--- START OF DATA EXTRACT ---
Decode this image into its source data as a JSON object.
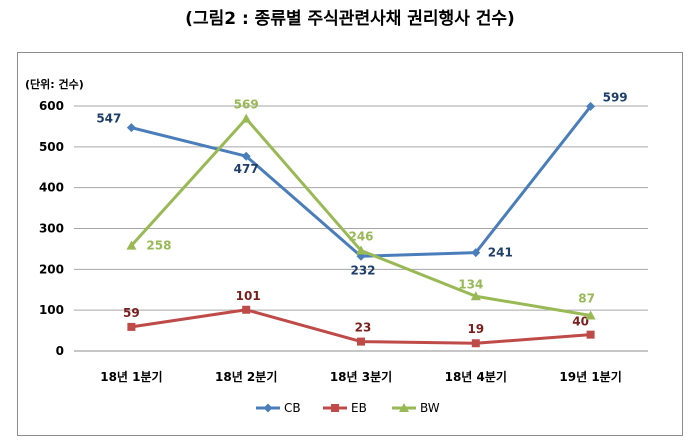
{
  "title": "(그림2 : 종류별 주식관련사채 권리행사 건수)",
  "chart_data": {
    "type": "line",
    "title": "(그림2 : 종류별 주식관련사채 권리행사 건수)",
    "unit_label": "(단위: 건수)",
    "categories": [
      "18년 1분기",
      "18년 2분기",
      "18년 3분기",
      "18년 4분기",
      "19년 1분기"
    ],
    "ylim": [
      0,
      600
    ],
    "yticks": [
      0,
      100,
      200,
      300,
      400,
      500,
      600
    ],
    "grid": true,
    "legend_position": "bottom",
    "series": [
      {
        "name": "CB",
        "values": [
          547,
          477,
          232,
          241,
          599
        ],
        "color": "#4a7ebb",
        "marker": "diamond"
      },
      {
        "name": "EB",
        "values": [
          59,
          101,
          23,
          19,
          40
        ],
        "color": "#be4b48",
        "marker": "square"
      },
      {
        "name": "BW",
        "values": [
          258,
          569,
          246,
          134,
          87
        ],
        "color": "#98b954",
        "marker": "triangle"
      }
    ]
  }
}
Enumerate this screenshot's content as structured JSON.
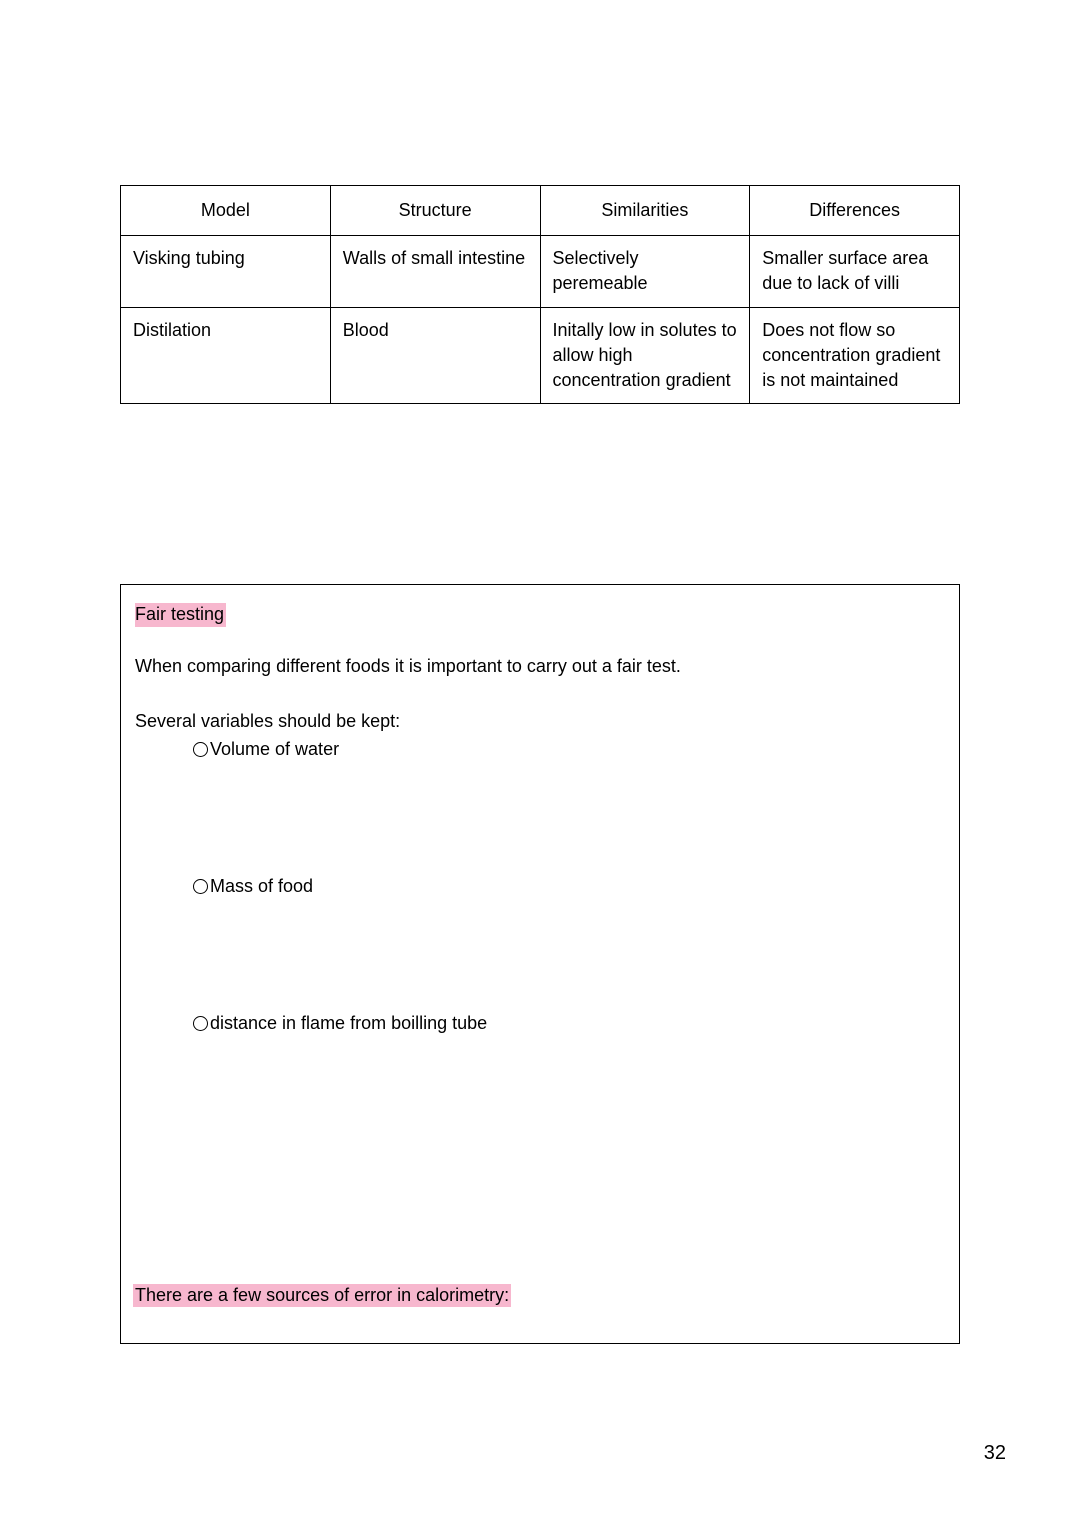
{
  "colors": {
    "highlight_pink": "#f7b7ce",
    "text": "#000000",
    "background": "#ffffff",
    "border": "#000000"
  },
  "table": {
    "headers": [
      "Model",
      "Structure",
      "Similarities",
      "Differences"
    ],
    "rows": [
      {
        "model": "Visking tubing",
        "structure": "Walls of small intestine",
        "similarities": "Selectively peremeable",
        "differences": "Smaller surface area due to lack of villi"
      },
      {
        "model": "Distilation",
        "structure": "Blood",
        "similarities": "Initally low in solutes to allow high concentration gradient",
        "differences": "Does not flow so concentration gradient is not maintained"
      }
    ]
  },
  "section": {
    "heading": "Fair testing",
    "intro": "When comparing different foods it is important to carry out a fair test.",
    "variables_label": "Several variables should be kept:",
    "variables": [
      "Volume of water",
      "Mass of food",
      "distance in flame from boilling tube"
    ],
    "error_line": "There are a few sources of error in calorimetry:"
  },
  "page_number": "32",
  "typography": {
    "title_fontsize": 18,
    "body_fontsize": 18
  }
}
--- END OF DATA EXTRACT ---
● EXERCISE OBJECTIVE
Output precisely the lines in the material above from the line containing "Enumerate this screenshot's" through its last line, and omit pictures.

● COMPLETED EXERCISE
Enumerate this screenshot's content as structured JSON.
{
  "colors": {
    "highlight_pink": "#f7b7ce",
    "text": "#000000",
    "background": "#ffffff",
    "border": "#000000"
  },
  "table": {
    "headers": [
      "Model",
      "Structure",
      "Similarities",
      "Differences"
    ],
    "rows": [
      {
        "model": "Visking tubing",
        "structure": "Walls of small intestine",
        "similarities": "Selectively peremeable",
        "differences": "Smaller surface area due to lack of villi"
      },
      {
        "model": "Distilation",
        "structure": "Blood",
        "similarities": "Initally low in solutes to allow high concentration gradient",
        "differences": "Does not flow so concentration gradient is not maintained"
      }
    ]
  },
  "section": {
    "heading": "Fair testing",
    "intro": "When comparing different foods it is important to carry out a fair test.",
    "variables_label": "Several variables should be kept:",
    "variables": [
      "Volume of water",
      "Mass of food",
      "distance in flame from boilling tube"
    ],
    "error_line": "There are a few sources of error in calorimetry:"
  },
  "page_number": "32",
  "typography": {
    "title_fontsize": 18,
    "body_fontsize": 18
  }
}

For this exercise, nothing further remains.